▶ AIM OF THE TASK: Locate the word "старообрядцев" in the entries below, then gather every line that holds it.

▶ Dataset rows:
------------------------------------------------------------------------
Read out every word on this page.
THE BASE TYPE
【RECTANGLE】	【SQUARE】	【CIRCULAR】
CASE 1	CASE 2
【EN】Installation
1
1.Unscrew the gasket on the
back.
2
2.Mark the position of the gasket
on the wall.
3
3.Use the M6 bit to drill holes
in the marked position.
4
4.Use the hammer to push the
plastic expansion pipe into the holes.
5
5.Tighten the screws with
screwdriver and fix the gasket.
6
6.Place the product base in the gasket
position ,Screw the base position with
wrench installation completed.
------------------------------------------------------------------------
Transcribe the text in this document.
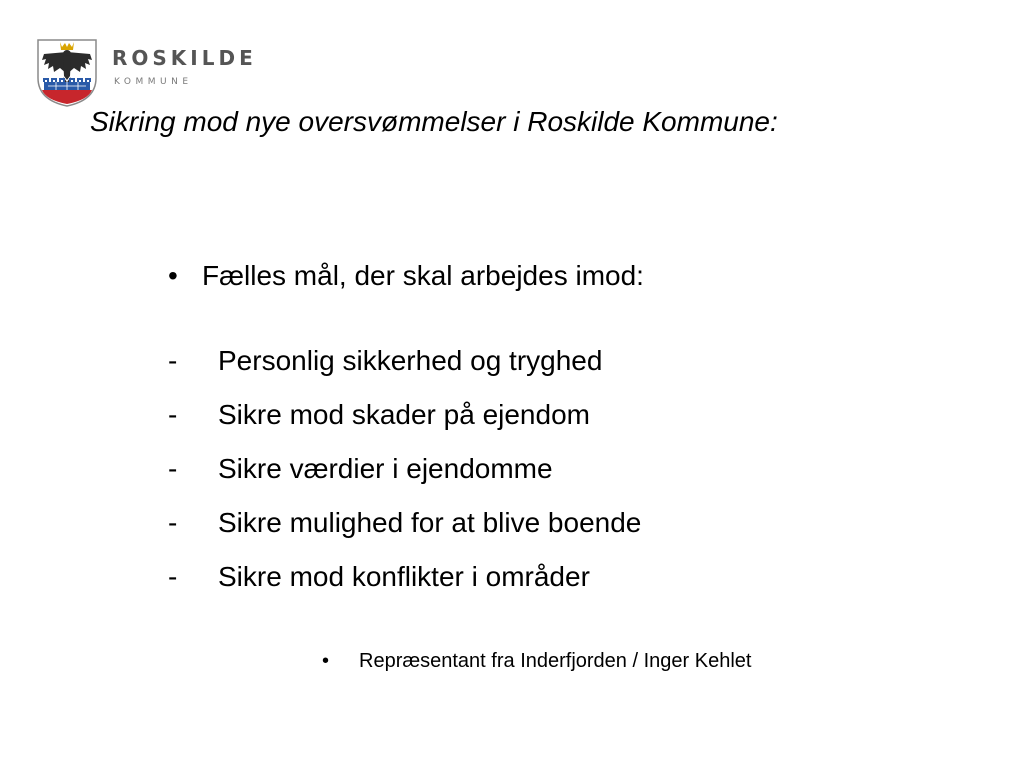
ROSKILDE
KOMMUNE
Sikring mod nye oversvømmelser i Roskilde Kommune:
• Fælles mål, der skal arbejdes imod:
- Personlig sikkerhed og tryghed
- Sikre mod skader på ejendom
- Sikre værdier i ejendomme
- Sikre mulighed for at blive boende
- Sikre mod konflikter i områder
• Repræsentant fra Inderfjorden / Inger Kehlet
------------------------------------------------------------------------
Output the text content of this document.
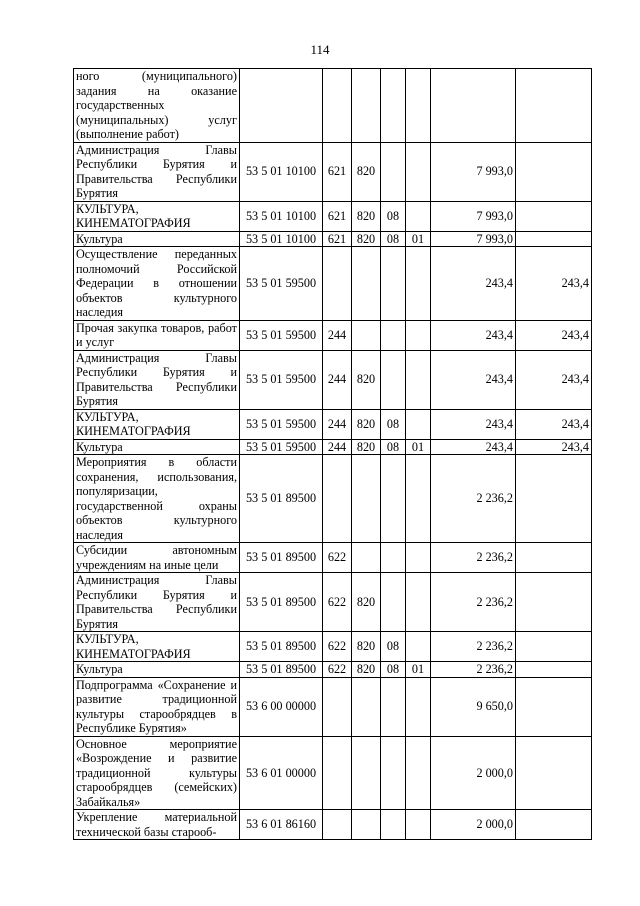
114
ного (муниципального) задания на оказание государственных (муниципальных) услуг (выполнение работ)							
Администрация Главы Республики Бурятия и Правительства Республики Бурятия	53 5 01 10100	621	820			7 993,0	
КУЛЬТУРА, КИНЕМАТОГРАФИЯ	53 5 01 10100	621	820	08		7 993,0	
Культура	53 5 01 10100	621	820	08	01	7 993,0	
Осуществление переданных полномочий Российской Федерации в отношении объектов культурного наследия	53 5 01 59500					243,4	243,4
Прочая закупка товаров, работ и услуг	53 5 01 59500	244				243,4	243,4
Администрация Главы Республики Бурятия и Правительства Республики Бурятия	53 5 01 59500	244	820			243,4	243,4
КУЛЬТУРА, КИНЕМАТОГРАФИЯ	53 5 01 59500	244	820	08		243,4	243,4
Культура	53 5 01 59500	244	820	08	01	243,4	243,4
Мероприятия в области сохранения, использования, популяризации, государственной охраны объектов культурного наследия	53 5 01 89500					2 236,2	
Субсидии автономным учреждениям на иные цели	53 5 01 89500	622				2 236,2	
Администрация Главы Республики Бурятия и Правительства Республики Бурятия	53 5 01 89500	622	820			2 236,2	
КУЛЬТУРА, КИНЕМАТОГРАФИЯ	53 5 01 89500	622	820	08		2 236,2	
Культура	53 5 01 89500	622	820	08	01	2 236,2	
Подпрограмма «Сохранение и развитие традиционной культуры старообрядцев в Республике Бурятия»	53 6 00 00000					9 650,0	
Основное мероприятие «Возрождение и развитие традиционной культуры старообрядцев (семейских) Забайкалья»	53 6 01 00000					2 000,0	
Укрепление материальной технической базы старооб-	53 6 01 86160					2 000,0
------------------------------------------------------------------------
▶ ANSWER BELOW:
Подпрограмма «Сохранение и развитие традиционной культуры старообрядцев в Республике Бурятия»	53 6 00 00000					9 650,0	
Основное мероприятие «Возрождение и развитие традиционной культуры старообрядцев (семейских) Забайкалья»	53 6 01 00000					2 000,0	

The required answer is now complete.